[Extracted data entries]
★ ★ ★ ★

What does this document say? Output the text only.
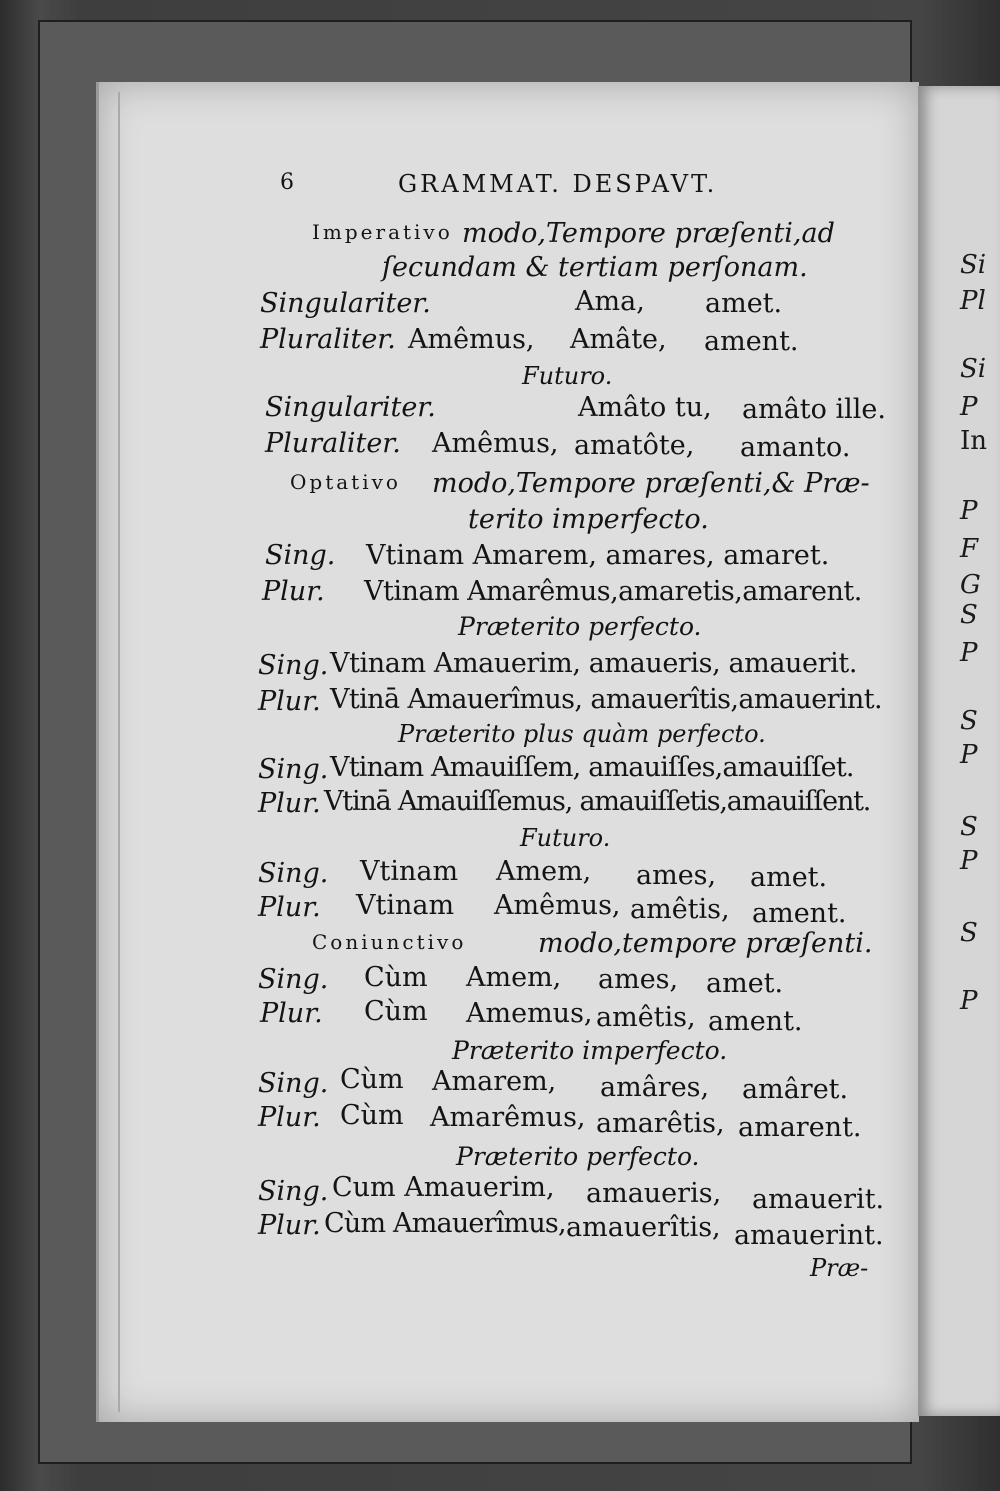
Si
Pl
Si
P
In
P
F
G
S
P
S
P
S
P
S
P
6	GRAMMAT. DESPAVT.
Imperativo modo,Tempore præſenti,ad
ſecundam & tertiam perſonam.
Singulariter.	Ama, amet.
Pluraliter. Amêmus, Amâte, ament.
Futuro.
Singulariter.	Amâto tu, amâto ille.
Pluraliter. Amêmus, amatôte, amanto.
Optativo modo,Tempore præſenti,& Præ-
terito imperfecto.
Sing. Vtinam Amarem, amares, amaret.
Plur. Vtinam Amarêmus,amaretis,amarent.
Præterito perfecto.
Sing. Vtinam Amauerim, amaueris, amauerit.
Plur. Vtinā Amauerîmus, amauerîtis,amauerint.
Præterito plus quàm perfecto.
Sing. Vtinam Amauiſſem, amauiſſes,amauiſſet.
Plur. Vtinā Amauiſſemus, amauiſſetis,amauiſſent.
Futuro.
Sing. Vtinam Amem, ames, amet.
Plur. Vtinam Amêmus, amêtis, ament.
Coniunctivo	modo,tempore præſenti.
Sing. Cùm Amem, ames, amet.
Plur. Cùm Amemus, amêtis, ament.
Præterito imperfecto.
Sing. Cùm Amarem, amâres, amâret.
Plur. Cùm Amarêmus, amarêtis, amarent.
Præterito perfecto.
Sing. Cum Amauerim, amaueris, amauerit.
Plur. Cùm Amauerîmus, amauerîtis, amauerint.
Præ-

★ ★ ★ ★

_Written request_
Lines from the records above that hold "Vtinam" are the ones to list.

_Answer to this problem_
Sing. Vtinam Amarem, amares, amaret.
Plur. Vtinam Amarêmus,amaretis,amarent.
Sing. Vtinam Amauerim, amaueris, amauerit.
Sing. Vtinam Amauiſſem, amauiſſes,amauiſſet.
Sing. Vtinam Amem, ames, amet.
Plur. Vtinam Amêmus, amêtis, ament.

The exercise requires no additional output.